Data lines –
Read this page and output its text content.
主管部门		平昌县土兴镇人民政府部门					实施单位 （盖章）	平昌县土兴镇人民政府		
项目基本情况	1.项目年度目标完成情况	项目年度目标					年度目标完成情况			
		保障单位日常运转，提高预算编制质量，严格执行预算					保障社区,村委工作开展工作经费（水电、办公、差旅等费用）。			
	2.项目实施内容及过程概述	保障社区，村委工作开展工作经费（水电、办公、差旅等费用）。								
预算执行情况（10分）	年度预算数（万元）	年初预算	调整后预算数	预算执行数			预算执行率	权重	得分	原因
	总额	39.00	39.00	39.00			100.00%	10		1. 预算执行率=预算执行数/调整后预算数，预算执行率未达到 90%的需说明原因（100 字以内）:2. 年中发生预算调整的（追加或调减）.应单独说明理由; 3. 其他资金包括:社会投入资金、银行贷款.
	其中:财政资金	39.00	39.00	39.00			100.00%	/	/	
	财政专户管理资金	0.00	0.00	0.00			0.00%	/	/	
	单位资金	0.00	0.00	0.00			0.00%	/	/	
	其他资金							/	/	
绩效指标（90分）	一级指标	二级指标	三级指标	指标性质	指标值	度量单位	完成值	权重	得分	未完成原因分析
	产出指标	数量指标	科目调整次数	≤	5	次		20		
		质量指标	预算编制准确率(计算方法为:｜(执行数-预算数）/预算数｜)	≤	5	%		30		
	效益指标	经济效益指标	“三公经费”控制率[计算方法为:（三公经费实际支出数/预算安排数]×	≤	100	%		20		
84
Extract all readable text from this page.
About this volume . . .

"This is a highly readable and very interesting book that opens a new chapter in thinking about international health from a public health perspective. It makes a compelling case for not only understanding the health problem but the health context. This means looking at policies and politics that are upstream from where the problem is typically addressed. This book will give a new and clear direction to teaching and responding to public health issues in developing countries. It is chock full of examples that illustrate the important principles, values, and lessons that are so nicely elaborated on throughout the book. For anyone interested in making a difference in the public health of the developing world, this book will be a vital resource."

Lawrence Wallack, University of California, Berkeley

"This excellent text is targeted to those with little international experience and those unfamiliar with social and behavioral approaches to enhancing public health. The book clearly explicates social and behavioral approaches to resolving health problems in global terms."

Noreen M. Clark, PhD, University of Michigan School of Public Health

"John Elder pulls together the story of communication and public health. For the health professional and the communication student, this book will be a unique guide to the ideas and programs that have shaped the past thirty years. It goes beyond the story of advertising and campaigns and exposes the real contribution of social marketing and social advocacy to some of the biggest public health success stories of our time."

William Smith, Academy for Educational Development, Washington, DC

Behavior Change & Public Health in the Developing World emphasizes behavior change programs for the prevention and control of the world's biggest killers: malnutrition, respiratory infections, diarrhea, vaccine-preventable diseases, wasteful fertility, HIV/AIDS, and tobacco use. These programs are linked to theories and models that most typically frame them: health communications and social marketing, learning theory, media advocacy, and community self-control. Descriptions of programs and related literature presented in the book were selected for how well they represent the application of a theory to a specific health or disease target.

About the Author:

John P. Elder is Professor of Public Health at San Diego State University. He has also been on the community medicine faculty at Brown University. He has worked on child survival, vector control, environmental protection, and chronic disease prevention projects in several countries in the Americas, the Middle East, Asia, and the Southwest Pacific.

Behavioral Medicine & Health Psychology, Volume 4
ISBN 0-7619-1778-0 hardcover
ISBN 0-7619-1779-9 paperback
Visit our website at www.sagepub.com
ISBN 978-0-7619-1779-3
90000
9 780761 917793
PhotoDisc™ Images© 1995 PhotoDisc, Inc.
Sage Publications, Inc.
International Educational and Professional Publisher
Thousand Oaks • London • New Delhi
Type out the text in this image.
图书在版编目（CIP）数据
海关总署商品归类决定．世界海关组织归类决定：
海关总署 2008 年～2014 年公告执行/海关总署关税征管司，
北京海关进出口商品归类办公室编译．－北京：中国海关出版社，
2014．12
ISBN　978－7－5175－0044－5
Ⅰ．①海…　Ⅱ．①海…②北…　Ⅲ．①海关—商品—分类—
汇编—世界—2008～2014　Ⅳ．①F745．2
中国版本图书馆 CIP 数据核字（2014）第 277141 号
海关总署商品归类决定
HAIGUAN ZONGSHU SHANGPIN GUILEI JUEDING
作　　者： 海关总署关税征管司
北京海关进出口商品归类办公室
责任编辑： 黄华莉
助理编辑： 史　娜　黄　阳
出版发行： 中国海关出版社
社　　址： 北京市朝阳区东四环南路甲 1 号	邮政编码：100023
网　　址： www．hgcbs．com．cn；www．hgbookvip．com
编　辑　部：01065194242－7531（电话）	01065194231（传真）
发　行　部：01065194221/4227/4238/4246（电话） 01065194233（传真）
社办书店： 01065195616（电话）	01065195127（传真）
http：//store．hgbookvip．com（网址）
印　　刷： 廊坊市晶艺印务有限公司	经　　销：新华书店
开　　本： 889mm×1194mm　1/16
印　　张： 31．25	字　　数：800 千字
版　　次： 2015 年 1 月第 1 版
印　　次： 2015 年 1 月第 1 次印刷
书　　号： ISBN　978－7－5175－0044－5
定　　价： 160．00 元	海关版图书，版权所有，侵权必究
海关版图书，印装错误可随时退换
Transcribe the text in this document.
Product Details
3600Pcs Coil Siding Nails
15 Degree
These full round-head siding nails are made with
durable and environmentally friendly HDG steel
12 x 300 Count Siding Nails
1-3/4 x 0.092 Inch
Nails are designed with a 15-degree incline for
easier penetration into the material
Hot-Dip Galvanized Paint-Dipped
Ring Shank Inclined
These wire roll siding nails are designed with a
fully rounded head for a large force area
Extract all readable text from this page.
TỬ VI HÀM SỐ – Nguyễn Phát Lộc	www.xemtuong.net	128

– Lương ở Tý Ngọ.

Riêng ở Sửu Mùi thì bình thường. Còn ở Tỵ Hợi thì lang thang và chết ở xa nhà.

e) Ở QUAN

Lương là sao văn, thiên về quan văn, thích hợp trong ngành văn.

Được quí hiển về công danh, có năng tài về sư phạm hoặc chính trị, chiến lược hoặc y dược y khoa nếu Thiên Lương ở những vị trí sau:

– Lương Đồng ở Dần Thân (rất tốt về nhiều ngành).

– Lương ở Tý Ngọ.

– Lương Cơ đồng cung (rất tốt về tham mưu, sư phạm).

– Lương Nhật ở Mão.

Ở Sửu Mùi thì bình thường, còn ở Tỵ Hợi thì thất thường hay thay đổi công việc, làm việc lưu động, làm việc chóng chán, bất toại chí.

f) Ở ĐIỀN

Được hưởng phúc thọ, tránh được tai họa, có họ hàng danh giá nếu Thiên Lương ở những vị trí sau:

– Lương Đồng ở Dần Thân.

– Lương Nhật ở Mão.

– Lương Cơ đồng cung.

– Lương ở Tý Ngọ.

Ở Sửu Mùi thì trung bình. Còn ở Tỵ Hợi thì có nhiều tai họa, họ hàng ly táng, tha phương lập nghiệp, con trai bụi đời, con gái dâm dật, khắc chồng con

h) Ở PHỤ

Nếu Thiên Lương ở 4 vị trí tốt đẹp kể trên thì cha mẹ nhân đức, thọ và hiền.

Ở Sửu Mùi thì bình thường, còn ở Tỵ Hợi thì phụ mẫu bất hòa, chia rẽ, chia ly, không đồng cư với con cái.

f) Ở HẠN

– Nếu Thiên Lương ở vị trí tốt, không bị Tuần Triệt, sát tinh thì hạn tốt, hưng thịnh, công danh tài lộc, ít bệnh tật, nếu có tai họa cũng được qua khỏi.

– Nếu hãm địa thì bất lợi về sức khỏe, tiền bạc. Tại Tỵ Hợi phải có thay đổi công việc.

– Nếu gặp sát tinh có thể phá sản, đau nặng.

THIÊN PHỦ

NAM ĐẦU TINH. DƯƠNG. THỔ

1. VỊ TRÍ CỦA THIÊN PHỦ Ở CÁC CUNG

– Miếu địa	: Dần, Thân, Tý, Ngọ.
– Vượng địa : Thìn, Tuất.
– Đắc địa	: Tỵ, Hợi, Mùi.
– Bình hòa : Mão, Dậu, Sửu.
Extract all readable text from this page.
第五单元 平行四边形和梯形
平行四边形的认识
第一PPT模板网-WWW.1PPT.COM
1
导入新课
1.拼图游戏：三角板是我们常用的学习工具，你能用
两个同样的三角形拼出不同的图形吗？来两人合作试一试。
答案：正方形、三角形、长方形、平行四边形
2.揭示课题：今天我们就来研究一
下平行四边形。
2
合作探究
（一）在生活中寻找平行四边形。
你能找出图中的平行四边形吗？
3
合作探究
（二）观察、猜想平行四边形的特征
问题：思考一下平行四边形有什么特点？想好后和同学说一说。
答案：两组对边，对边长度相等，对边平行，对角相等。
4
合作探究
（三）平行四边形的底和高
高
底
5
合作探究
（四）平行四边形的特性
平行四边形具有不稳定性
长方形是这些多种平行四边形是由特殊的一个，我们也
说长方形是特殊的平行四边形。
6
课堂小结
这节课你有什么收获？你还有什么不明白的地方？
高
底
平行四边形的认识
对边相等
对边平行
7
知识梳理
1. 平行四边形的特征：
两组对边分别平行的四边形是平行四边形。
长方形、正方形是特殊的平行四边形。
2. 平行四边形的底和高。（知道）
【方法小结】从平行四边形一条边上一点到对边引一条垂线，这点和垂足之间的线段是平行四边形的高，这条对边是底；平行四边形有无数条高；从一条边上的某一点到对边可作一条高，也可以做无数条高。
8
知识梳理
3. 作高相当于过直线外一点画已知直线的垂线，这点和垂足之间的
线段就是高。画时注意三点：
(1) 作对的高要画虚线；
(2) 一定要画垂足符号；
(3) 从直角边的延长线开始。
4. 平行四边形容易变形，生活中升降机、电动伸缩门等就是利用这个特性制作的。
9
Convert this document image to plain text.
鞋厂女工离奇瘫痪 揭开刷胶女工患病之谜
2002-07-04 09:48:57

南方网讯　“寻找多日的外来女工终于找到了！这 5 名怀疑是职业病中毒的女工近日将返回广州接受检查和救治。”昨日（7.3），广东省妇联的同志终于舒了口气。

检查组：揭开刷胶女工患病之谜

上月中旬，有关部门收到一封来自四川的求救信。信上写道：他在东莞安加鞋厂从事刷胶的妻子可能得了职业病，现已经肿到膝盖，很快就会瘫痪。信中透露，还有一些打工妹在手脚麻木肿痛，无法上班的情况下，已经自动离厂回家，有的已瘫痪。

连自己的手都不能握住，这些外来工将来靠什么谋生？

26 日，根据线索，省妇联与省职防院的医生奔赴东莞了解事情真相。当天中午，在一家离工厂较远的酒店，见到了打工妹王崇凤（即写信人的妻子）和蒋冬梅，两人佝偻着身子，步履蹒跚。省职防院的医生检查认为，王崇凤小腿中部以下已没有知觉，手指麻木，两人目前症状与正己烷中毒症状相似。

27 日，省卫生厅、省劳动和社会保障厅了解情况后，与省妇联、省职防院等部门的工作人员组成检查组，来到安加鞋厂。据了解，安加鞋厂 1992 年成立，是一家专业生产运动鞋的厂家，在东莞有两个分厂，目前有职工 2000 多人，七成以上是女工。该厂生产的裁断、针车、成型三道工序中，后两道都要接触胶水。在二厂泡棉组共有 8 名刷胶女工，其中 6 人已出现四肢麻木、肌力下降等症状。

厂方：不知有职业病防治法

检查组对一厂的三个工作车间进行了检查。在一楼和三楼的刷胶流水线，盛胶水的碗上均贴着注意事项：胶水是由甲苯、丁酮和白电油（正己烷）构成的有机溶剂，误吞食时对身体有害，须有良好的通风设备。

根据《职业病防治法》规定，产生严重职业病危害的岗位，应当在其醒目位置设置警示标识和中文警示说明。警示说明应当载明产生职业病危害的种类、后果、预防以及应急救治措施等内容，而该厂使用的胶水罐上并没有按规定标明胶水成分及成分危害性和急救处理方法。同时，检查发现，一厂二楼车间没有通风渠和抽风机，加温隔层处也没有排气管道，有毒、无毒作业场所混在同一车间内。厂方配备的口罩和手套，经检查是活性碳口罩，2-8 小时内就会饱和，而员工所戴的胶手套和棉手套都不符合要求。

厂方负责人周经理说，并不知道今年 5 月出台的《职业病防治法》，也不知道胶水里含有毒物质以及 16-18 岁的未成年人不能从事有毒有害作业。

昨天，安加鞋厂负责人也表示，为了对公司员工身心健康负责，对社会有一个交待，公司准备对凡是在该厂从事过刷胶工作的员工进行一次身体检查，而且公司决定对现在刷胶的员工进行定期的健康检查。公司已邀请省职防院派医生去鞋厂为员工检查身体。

The request –
Every line in the data that holds "những" should be copied out.

Solution to this problem –
Được quí hiển về công danh, có năng tài về sư phạm hoặc chính trị, chiến lược hoặc y dược y khoa nếu Thiên Lương ở những vị trí sau:
Được hưởng phúc thọ, tránh được tai họa, có họ hàng danh giá nếu Thiên Lương ở những vị trí sau:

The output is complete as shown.